Exercise:
Print the data exactly, leaving nothing out.

** Begin Records for this task **

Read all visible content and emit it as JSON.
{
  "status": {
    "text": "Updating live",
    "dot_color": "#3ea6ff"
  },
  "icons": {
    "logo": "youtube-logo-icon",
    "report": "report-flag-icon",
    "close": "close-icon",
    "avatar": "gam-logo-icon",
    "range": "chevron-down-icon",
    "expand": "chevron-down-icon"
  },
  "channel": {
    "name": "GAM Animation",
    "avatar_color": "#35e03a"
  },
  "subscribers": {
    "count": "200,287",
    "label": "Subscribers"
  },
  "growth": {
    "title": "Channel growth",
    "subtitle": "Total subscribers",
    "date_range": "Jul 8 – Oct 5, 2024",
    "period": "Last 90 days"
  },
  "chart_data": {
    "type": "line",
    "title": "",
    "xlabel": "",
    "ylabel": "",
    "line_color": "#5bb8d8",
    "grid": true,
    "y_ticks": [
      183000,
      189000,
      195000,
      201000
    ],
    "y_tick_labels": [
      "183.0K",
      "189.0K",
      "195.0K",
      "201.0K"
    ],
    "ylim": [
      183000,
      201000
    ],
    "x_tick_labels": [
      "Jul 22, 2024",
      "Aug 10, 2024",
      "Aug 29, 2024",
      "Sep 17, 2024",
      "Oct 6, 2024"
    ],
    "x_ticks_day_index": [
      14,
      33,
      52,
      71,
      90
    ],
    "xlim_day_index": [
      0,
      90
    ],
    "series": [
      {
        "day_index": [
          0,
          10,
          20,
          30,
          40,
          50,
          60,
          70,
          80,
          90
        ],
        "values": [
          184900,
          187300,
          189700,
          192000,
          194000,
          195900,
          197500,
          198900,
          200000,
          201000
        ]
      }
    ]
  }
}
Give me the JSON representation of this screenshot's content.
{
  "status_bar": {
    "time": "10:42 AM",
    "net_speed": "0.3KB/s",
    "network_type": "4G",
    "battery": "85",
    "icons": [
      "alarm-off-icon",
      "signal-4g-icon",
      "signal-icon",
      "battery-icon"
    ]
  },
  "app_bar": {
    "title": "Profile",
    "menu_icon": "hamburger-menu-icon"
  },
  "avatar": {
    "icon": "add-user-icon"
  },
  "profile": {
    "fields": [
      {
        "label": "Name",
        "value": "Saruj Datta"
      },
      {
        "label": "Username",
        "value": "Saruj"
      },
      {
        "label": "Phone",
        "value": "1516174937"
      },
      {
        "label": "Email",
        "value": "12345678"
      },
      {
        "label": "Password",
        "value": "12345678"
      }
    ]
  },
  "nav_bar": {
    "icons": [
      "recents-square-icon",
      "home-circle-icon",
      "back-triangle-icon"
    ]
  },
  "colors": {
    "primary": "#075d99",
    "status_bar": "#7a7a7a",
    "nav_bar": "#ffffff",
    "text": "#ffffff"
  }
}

** End Records for this task **

Response:
Read all visible content and emit it as JSON.
{
  "status": {
    "text": "Updating live",
    "dot_color": "#3ea6ff"
  },
  "icons": {
    "logo": "youtube-logo-icon",
    "report": "report-flag-icon",
    "close": "close-icon",
    "avatar": "gam-logo-icon",
    "range": "chevron-down-icon",
    "expand": "chevron-down-icon"
  },
  "channel": {
    "name": "GAM Animation",
    "avatar_color": "#35e03a"
  },
  "subscribers": {
    "count": "200,287",
    "label": "Subscribers"
  },
  "growth": {
    "title": "Channel growth",
    "subtitle": "Total subscribers",
    "date_range": "Jul 8 – Oct 5, 2024",
    "period": "Last 90 days"
  },
  "chart_data": {
    "type": "line",
    "title": "",
    "xlabel": "",
    "ylabel": "",
    "line_color": "#5bb8d8",
    "grid": true,
    "y_ticks": [
      183000,
      189000,
      195000,
      201000
    ],
    "y_tick_labels": [
      "183.0K",
      "189.0K",
      "195.0K",
      "201.0K"
    ],
    "ylim": [
      183000,
      201000
    ],
    "x_tick_labels": [
      "Jul 22, 2024",
      "Aug 10, 2024",
      "Aug 29, 2024",
      "Sep 17, 2024",
      "Oct 6, 2024"
    ],
    "x_ticks_day_index": [
      14,
      33,
      52,
      71,
      90
    ],
    "xlim_day_index": [
      0,
      90
    ],
    "series": [
      {
        "day_index": [
          0,
          10,
          20,
          30,
          40,
          50,
          60,
          70,
          80,
          90
        ],
        "values": [
          184900,
          187300,
          189700,
          192000,
          194000,
          195900,
          197500,
          198900,
          200000,
          201000
        ]
      }
    ]
  }
}
Give me the JSON representation of this screenshot's content.
{
  "status_bar": {
    "time": "10:42 AM",
    "net_speed": "0.3KB/s",
    "network_type": "4G",
    "battery": "85",
    "icons": [
      "alarm-off-icon",
      "signal-4g-icon",
      "signal-icon",
      "battery-icon"
    ]
  },
  "app_bar": {
    "title": "Profile",
    "menu_icon": "hamburger-menu-icon"
  },
  "avatar": {
    "icon": "add-user-icon"
  },
  "profile": {
    "fields": [
      {
        "label": "Name",
        "value": "Saruj Datta"
      },
      {
        "label": "Username",
        "value": "Saruj"
      },
      {
        "label": "Phone",
        "value": "1516174937"
      },
      {
        "label": "Email",
        "value": "12345678"
      },
      {
        "label": "Password",
        "value": "12345678"
      }
    ]
  },
  "nav_bar": {
    "icons": [
      "recents-square-icon",
      "home-circle-icon",
      "back-triangle-icon"
    ]
  },
  "colors": {
    "primary": "#075d99",
    "status_bar": "#7a7a7a",
    "nav_bar": "#ffffff",
    "text": "#ffffff"
  }
}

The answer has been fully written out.